The records:
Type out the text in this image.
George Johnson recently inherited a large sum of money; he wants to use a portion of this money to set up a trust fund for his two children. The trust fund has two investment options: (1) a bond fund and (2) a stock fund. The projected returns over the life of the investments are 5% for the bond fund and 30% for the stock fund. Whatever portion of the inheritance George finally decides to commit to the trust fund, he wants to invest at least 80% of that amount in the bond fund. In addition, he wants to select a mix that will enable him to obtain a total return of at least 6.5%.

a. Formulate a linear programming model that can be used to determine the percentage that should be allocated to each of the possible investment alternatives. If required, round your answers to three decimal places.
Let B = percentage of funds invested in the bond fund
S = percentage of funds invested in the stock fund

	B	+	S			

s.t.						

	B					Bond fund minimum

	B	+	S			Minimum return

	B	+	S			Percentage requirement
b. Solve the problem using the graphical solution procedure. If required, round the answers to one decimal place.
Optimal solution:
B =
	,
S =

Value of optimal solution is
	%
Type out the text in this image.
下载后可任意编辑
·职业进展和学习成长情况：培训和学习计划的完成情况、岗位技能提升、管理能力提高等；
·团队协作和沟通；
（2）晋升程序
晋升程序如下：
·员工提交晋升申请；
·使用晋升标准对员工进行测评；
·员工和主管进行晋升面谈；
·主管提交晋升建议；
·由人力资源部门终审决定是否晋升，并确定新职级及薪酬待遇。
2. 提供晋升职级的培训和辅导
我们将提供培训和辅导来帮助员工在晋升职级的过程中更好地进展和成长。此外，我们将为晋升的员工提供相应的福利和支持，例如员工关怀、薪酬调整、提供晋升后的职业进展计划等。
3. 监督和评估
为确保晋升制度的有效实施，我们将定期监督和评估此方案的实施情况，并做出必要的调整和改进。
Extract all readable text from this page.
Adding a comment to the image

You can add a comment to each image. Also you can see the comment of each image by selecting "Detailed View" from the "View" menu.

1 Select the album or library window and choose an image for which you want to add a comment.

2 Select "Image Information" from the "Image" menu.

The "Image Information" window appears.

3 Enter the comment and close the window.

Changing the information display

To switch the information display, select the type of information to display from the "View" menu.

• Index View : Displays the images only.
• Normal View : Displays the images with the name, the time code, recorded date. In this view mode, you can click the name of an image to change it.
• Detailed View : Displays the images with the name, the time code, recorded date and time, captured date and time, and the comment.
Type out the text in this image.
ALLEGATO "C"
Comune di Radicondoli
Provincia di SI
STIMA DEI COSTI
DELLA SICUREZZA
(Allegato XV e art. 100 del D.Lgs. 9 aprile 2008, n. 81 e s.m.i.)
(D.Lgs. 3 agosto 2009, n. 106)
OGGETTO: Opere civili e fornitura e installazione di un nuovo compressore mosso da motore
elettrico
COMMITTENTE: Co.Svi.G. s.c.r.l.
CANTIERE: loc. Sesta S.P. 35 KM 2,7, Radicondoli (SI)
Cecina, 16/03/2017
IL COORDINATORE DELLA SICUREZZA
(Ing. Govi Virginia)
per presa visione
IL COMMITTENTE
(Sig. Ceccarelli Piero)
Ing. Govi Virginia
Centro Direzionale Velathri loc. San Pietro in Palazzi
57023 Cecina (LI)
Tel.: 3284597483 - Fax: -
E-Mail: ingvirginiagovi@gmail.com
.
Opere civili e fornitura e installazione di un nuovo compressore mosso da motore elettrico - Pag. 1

Task instructions: Transcribe every entry exactly.

Solved problem:
Type out the text in this image.
George Johnson recently inherited a large sum of money; he wants to use a portion of this money to set up a trust fund for his two children. The trust fund has two investment options: (1) a bond fund and (2) a stock fund. The projected returns over the life of the investments are 5% for the bond fund and 30% for the stock fund. Whatever portion of the inheritance George finally decides to commit to the trust fund, he wants to invest at least 80% of that amount in the bond fund. In addition, he wants to select a mix that will enable him to obtain a total return of at least 6.5%.

a. Formulate a linear programming model that can be used to determine the percentage that should be allocated to each of the possible investment alternatives. If required, round your answers to three decimal places.
Let B = percentage of funds invested in the bond fund
S = percentage of funds invested in the stock fund

	B	+	S			

s.t.						

	B					Bond fund minimum

	B	+	S			Minimum return

	B	+	S			Percentage requirement
b. Solve the problem using the graphical solution procedure. If required, round the answers to one decimal place.
Optimal solution:
B =
	,
S =

Value of optimal solution is
	%
Type out the text in this image.
下载后可任意编辑
·职业进展和学习成长情况：培训和学习计划的完成情况、岗位技能提升、管理能力提高等；
·团队协作和沟通；
（2）晋升程序
晋升程序如下：
·员工提交晋升申请；
·使用晋升标准对员工进行测评；
·员工和主管进行晋升面谈；
·主管提交晋升建议；
·由人力资源部门终审决定是否晋升，并确定新职级及薪酬待遇。
2. 提供晋升职级的培训和辅导
我们将提供培训和辅导来帮助员工在晋升职级的过程中更好地进展和成长。此外，我们将为晋升的员工提供相应的福利和支持，例如员工关怀、薪酬调整、提供晋升后的职业进展计划等。
3. 监督和评估
为确保晋升制度的有效实施，我们将定期监督和评估此方案的实施情况，并做出必要的调整和改进。
Extract all readable text from this page.
Adding a comment to the image

You can add a comment to each image. Also you can see the comment of each image by selecting "Detailed View" from the "View" menu.

1 Select the album or library window and choose an image for which you want to add a comment.

2 Select "Image Information" from the "Image" menu.

The "Image Information" window appears.

3 Enter the comment and close the window.

Changing the information display

To switch the information display, select the type of information to display from the "View" menu.

• Index View : Displays the images only.
• Normal View : Displays the images with the name, the time code, recorded date. In this view mode, you can click the name of an image to change it.
• Detailed View : Displays the images with the name, the time code, recorded date and time, captured date and time, and the comment.
Type out the text in this image.
ALLEGATO "C"
Comune di Radicondoli
Provincia di SI
STIMA DEI COSTI
DELLA SICUREZZA
(Allegato XV e art. 100 del D.Lgs. 9 aprile 2008, n. 81 e s.m.i.)
(D.Lgs. 3 agosto 2009, n. 106)
OGGETTO: Opere civili e fornitura e installazione di un nuovo compressore mosso da motore
elettrico
COMMITTENTE: Co.Svi.G. s.c.r.l.
CANTIERE: loc. Sesta S.P. 35 KM 2,7, Radicondoli (SI)
Cecina, 16/03/2017
IL COORDINATORE DELLA SICUREZZA
(Ing. Govi Virginia)
per presa visione
IL COMMITTENTE
(Sig. Ceccarelli Piero)
Ing. Govi Virginia
Centro Direzionale Velathri loc. San Pietro in Palazzi
57023 Cecina (LI)
Tel.: 3284597483 - Fax: -
E-Mail: ingvirginiagovi@gmail.com
.
Opere civili e fornitura e installazione di un nuovo compressore mosso da motore elettrico - Pag. 1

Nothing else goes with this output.